* _What to work on_
Print the lines of the listing from the line with "y-tick-label: 20 — [60, 222, 86, 247]" up to and including the line with "y-tick-label: 0 — [73, 801, 86, 825]", reproducing each one without any change.
━━━━━━━━━━━━━━━━━━━━
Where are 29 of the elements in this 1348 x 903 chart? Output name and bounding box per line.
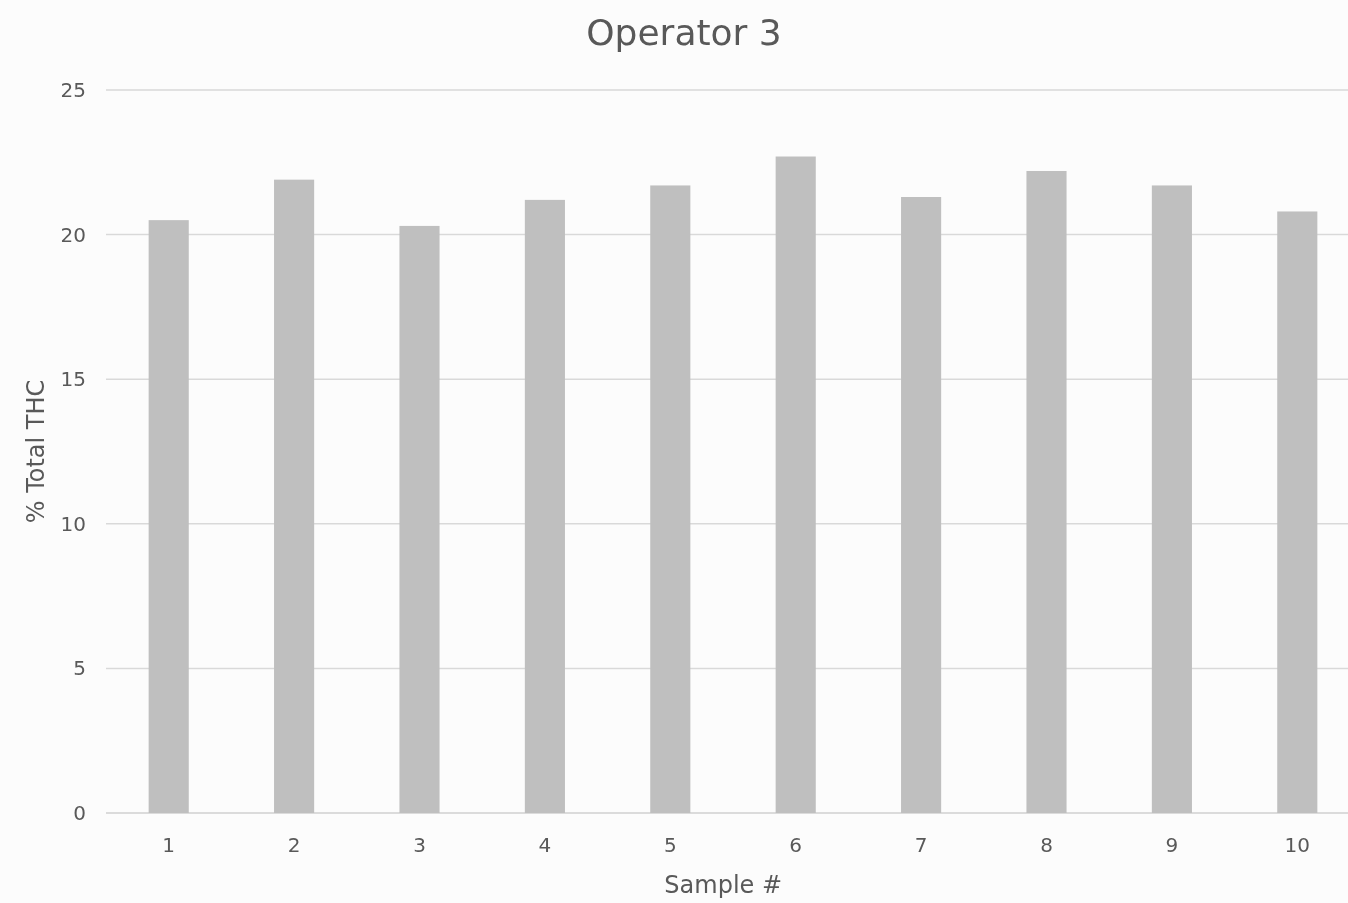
y-tick-label: 20 — [60, 222, 86, 247]
bar — [1026, 170, 1067, 813]
bar — [650, 185, 691, 813]
bar — [524, 199, 565, 813]
x-axis-title: Sample # — [664, 871, 783, 899]
x-tick-label: 3 — [413, 833, 426, 857]
bar — [901, 197, 942, 813]
x-tick-label: 6 — [789, 833, 803, 857]
y-tick-label: 0 — [73, 801, 86, 825]
bar — [1151, 185, 1192, 813]
x-tick-label: 9 — [1165, 833, 1179, 857]
x-tick-label: 10 — [1284, 833, 1311, 857]
y-tick-label: 25 — [60, 78, 86, 102]
bar — [775, 156, 816, 813]
x-tick-label: 8 — [1040, 833, 1053, 857]
bar — [148, 220, 189, 813]
y-axis-title: % Total THC — [22, 379, 50, 524]
x-tick-label: 4 — [538, 833, 552, 857]
bar — [1277, 211, 1318, 813]
x-tick-label: 7 — [914, 833, 928, 857]
y-tick-label: 15 — [60, 367, 86, 392]
bar — [274, 179, 315, 813]
x-tick-label: 1 — [162, 833, 176, 857]
y-tick-label: 5 — [73, 656, 86, 681]
bar — [399, 225, 440, 813]
chart-title: Operator 3 — [586, 12, 782, 53]
x-tick-label: 5 — [663, 833, 677, 857]
x-tick-label: 2 — [287, 833, 301, 857]
y-tick-label: 10 — [60, 511, 86, 536]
━━━━━━━━━━━━━━━━━━━━
* _Exercise result_
y-tick-label: 20 — [60, 222, 86, 247]
bar — [1026, 170, 1067, 813]
bar — [650, 185, 691, 813]
bar — [524, 199, 565, 813]
x-axis-title: Sample # — [664, 871, 783, 899]
x-tick-label: 3 — [413, 833, 426, 857]
bar — [901, 197, 942, 813]
x-tick-label: 6 — [789, 833, 803, 857]
y-tick-label: 0 — [73, 801, 86, 825]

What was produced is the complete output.